◆ TASK DESCRIPTION
Which lines hold the word "bogactwo"? Copy each one.

[Dataset items]
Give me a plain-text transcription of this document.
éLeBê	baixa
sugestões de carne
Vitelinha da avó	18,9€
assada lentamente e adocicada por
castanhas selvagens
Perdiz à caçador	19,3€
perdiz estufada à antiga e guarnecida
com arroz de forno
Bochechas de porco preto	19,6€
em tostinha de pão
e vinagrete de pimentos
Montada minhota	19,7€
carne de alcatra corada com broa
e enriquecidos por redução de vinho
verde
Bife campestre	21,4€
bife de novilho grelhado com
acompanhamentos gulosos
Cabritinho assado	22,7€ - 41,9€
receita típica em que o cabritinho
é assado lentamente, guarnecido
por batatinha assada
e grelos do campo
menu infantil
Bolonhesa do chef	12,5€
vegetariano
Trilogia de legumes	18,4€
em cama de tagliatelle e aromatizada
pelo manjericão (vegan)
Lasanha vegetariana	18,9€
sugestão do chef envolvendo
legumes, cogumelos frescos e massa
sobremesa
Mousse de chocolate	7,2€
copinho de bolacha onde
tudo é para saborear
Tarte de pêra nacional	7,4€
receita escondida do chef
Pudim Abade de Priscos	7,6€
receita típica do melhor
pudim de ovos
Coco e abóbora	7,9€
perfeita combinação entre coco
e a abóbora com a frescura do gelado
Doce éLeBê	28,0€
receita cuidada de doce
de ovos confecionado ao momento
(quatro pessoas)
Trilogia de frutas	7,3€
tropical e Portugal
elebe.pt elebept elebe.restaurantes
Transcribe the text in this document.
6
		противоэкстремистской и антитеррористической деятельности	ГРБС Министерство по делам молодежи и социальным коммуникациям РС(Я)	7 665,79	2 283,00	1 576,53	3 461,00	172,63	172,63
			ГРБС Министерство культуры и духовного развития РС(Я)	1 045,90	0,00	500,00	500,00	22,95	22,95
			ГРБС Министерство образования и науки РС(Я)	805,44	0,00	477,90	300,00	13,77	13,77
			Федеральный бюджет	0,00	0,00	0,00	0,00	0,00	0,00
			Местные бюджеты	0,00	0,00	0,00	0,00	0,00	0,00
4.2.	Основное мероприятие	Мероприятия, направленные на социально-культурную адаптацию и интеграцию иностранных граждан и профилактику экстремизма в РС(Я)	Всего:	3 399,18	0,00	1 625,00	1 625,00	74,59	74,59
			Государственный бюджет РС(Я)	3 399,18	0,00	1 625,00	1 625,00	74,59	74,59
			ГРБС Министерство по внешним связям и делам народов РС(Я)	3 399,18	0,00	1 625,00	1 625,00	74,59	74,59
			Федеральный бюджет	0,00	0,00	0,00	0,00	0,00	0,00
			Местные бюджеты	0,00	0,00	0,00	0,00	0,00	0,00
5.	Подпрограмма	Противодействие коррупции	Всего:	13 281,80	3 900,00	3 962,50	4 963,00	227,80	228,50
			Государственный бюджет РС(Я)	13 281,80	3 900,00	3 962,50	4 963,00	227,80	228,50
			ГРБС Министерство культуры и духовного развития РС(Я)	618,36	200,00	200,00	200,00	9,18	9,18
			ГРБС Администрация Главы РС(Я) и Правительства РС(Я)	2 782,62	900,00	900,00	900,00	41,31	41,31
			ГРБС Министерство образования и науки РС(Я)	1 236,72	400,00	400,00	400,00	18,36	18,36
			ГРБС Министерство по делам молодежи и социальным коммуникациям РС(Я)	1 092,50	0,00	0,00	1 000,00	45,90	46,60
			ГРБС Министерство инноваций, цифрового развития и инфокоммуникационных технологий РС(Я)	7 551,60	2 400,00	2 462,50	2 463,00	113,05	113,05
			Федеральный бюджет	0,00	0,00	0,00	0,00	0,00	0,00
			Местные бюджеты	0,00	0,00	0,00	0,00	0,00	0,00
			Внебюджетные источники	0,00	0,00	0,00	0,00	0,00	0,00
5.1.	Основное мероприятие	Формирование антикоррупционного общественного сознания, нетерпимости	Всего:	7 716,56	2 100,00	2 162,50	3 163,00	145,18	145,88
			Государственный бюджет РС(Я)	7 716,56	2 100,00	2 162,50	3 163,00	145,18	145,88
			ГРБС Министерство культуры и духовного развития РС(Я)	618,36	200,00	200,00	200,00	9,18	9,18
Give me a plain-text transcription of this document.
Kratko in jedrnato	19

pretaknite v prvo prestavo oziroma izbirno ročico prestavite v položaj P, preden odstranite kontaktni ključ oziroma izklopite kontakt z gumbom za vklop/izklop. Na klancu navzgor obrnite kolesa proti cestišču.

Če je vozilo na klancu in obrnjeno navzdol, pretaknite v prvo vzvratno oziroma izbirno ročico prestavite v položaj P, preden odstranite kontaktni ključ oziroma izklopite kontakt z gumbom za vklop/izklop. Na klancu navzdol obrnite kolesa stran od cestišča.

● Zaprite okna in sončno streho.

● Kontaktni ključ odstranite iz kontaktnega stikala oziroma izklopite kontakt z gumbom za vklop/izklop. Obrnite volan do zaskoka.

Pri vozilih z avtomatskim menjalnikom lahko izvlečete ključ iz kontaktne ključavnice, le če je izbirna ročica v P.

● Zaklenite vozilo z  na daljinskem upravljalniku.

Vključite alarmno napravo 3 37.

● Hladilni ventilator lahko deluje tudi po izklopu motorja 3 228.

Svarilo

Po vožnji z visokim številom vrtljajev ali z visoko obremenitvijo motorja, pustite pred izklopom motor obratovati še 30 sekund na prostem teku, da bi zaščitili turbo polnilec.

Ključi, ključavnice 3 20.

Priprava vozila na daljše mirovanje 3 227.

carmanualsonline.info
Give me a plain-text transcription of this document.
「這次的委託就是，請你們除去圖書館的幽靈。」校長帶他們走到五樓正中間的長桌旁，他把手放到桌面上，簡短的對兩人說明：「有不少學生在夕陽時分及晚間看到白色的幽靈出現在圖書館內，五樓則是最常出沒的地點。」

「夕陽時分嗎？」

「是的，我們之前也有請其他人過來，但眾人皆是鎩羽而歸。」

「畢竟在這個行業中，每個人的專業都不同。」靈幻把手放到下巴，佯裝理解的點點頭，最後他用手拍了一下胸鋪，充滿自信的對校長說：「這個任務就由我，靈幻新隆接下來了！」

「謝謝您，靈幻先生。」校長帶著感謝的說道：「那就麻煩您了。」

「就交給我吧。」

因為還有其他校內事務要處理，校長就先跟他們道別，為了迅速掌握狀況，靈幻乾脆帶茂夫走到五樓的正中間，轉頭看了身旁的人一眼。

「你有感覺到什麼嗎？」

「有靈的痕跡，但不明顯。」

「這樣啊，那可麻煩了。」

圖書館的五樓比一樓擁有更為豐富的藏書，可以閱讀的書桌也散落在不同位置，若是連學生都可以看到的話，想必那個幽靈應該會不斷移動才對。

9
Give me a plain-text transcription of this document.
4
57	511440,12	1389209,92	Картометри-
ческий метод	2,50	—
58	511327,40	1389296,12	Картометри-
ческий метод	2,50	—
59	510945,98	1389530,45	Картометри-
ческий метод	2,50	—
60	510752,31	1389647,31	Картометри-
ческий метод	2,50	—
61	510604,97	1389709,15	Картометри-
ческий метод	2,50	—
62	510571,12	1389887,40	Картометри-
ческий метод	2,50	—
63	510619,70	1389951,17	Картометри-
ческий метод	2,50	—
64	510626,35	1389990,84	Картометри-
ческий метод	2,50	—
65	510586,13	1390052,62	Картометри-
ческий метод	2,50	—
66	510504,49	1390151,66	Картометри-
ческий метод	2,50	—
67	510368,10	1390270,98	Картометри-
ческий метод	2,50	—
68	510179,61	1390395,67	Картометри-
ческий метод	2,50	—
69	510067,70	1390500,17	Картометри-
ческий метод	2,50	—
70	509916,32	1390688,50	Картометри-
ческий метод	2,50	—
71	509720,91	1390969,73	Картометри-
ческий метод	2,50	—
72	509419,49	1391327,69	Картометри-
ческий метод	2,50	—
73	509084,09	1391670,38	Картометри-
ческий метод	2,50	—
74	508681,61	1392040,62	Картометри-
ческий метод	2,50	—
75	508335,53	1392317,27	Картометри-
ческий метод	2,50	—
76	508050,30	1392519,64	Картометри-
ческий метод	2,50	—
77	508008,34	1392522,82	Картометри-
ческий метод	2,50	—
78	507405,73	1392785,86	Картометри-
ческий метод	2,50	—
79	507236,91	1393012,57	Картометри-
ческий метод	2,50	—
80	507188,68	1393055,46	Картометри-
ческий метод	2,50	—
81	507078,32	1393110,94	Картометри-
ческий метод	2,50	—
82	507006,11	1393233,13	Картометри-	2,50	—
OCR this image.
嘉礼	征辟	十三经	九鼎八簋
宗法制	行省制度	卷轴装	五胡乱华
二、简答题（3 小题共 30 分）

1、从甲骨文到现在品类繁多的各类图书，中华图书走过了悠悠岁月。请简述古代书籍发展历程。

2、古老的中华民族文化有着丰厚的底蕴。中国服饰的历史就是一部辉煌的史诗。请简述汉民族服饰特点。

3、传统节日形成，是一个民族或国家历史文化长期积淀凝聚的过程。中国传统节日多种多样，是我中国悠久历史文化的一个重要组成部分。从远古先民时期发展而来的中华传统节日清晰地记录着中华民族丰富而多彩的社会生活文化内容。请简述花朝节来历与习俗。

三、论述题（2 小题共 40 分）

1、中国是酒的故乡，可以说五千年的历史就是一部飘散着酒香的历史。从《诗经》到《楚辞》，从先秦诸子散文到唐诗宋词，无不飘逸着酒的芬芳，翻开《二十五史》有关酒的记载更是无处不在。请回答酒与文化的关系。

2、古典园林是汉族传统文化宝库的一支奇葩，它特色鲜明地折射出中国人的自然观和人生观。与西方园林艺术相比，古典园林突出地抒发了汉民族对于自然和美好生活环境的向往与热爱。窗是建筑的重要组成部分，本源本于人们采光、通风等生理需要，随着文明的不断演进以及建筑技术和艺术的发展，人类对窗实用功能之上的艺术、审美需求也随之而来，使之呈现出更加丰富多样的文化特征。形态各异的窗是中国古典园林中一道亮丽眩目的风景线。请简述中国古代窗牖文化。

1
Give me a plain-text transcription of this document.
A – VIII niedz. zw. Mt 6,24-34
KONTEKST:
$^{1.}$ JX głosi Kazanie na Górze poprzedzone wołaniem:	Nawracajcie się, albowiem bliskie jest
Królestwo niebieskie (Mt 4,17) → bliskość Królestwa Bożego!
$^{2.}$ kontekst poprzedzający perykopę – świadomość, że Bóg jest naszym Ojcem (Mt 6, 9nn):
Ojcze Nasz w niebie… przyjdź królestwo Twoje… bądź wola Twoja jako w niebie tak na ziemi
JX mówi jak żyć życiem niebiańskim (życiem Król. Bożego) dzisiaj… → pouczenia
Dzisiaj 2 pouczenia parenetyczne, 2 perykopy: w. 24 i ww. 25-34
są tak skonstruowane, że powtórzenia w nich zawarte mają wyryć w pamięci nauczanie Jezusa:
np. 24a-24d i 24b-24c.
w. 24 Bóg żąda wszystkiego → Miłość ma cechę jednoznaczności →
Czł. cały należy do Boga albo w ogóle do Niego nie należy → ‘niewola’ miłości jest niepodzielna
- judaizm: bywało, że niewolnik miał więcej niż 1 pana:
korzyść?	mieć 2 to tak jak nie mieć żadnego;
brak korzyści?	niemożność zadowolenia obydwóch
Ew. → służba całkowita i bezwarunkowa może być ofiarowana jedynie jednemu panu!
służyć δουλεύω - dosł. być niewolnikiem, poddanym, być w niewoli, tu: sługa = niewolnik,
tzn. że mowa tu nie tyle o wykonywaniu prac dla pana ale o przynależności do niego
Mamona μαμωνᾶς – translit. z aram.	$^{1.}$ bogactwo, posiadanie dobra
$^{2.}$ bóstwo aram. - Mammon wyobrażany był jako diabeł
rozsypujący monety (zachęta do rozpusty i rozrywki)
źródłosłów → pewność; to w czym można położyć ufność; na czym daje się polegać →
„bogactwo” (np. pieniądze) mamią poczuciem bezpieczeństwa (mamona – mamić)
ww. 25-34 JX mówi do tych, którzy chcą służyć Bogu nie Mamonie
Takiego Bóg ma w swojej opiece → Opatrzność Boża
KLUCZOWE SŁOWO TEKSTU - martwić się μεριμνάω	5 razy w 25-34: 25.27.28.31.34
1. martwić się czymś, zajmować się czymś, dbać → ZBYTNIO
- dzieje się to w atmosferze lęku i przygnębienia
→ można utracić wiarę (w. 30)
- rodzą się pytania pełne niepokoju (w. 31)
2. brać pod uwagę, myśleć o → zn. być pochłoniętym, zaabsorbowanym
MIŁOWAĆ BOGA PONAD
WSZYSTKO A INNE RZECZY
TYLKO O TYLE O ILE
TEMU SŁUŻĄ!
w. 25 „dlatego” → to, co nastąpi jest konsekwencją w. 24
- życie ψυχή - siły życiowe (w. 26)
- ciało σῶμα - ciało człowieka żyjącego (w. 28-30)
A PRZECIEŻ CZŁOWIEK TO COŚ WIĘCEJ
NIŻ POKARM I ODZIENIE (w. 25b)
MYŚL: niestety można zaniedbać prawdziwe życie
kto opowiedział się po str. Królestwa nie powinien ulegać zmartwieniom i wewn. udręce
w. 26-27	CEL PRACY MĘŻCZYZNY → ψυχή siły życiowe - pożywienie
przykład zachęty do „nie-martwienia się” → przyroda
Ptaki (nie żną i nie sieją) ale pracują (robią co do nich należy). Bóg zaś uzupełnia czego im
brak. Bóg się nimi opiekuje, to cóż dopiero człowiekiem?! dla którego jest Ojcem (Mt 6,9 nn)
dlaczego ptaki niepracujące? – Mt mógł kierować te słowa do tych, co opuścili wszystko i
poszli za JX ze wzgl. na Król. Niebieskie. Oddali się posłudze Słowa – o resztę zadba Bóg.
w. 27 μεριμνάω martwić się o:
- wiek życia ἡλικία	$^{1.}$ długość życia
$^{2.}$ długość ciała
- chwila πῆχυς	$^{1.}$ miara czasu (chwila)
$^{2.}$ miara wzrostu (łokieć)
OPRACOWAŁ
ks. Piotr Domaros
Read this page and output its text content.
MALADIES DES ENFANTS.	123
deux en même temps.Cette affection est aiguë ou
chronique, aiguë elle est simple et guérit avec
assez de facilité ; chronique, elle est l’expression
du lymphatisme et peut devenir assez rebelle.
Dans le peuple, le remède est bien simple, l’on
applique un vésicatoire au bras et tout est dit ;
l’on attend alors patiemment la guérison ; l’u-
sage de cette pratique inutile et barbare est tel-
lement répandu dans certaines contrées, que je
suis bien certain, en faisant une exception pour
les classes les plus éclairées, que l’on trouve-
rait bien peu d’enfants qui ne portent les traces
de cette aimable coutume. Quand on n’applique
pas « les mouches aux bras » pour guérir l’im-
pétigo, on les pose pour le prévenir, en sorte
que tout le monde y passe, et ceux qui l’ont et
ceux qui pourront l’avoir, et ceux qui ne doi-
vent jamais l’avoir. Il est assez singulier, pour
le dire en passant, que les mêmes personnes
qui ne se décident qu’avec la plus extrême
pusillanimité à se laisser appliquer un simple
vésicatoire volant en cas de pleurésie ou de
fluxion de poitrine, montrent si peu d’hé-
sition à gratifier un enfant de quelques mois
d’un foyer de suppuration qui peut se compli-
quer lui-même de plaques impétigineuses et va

◆ RESULT FOR THIS TASK
Mamona μαμωνᾶς – translit. z aram.	$^{1.}$ bogactwo, posiadanie dobra
„bogactwo” (np. pieniądze) mamią poczuciem bezpieczeństwa (mamona – mamić)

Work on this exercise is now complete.